> [What is being asked]
Output every line of the data exactly as it appears.

> [Record extracts]
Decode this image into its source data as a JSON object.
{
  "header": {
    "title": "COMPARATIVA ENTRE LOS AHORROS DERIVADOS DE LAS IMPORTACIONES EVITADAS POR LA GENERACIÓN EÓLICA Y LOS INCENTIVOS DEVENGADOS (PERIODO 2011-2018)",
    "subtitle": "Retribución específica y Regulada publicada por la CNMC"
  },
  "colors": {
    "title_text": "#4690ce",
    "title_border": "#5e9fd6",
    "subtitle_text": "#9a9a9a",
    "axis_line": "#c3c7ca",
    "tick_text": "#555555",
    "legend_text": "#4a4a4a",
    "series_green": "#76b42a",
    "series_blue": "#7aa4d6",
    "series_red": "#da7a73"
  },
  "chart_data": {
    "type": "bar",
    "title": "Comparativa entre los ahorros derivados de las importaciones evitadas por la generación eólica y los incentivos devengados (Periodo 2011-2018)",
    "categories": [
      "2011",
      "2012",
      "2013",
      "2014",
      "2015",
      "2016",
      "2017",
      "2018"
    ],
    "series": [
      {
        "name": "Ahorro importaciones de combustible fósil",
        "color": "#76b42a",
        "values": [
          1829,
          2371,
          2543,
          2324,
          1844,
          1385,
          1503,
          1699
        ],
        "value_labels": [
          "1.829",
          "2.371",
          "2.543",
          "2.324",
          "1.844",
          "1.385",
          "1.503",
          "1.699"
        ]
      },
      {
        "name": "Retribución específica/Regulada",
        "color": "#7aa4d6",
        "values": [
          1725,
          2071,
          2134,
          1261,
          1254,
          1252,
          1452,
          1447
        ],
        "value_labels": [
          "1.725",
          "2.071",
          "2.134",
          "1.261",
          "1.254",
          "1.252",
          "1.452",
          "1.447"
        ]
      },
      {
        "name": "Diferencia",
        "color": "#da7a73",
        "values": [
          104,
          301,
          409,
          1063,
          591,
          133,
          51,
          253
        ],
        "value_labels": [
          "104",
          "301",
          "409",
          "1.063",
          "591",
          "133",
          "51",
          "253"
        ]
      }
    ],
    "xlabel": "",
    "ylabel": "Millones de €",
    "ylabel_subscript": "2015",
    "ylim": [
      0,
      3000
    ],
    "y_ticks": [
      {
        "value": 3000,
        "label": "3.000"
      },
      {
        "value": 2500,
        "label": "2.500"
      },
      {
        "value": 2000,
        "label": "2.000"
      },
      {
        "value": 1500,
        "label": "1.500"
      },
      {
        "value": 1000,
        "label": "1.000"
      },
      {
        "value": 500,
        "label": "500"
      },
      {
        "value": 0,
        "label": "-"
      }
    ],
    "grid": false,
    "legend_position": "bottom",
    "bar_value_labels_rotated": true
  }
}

> [Final answer]
Decode this image into its source data as a JSON object.
{
  "header": {
    "title": "COMPARATIVA ENTRE LOS AHORROS DERIVADOS DE LAS IMPORTACIONES EVITADAS POR LA GENERACIÓN EÓLICA Y LOS INCENTIVOS DEVENGADOS (PERIODO 2011-2018)",
    "subtitle": "Retribución específica y Regulada publicada por la CNMC"
  },
  "colors": {
    "title_text": "#4690ce",
    "title_border": "#5e9fd6",
    "subtitle_text": "#9a9a9a",
    "axis_line": "#c3c7ca",
    "tick_text": "#555555",
    "legend_text": "#4a4a4a",
    "series_green": "#76b42a",
    "series_blue": "#7aa4d6",
    "series_red": "#da7a73"
  },
  "chart_data": {
    "type": "bar",
    "title": "Comparativa entre los ahorros derivados de las importaciones evitadas por la generación eólica y los incentivos devengados (Periodo 2011-2018)",
    "categories": [
      "2011",
      "2012",
      "2013",
      "2014",
      "2015",
      "2016",
      "2017",
      "2018"
    ],
    "series": [
      {
        "name": "Ahorro importaciones de combustible fósil",
        "color": "#76b42a",
        "values": [
          1829,
          2371,
          2543,
          2324,
          1844,
          1385,
          1503,
          1699
        ],
        "value_labels": [
          "1.829",
          "2.371",
          "2.543",
          "2.324",
          "1.844",
          "1.385",
          "1.503",
          "1.699"
        ]
      },
      {
        "name": "Retribución específica/Regulada",
        "color": "#7aa4d6",
        "values": [
          1725,
          2071,
          2134,
          1261,
          1254,
          1252,
          1452,
          1447
        ],
        "value_labels": [
          "1.725",
          "2.071",
          "2.134",
          "1.261",
          "1.254",
          "1.252",
          "1.452",
          "1.447"
        ]
      },
      {
        "name": "Diferencia",
        "color": "#da7a73",
        "values": [
          104,
          301,
          409,
          1063,
          591,
          133,
          51,
          253
        ],
        "value_labels": [
          "104",
          "301",
          "409",
          "1.063",
          "591",
          "133",
          "51",
          "253"
        ]
      }
    ],
    "xlabel": "",
    "ylabel": "Millones de €",
    "ylabel_subscript": "2015",
    "ylim": [
      0,
      3000
    ],
    "y_ticks": [
      {
        "value": 3000,
        "label": "3.000"
      },
      {
        "value": 2500,
        "label": "2.500"
      },
      {
        "value": 2000,
        "label": "2.000"
      },
      {
        "value": 1500,
        "label": "1.500"
      },
      {
        "value": 1000,
        "label": "1.000"
      },
      {
        "value": 500,
        "label": "500"
      },
      {
        "value": 0,
        "label": "-"
      }
    ],
    "grid": false,
    "legend_position": "bottom",
    "bar_value_labels_rotated": true
  }
}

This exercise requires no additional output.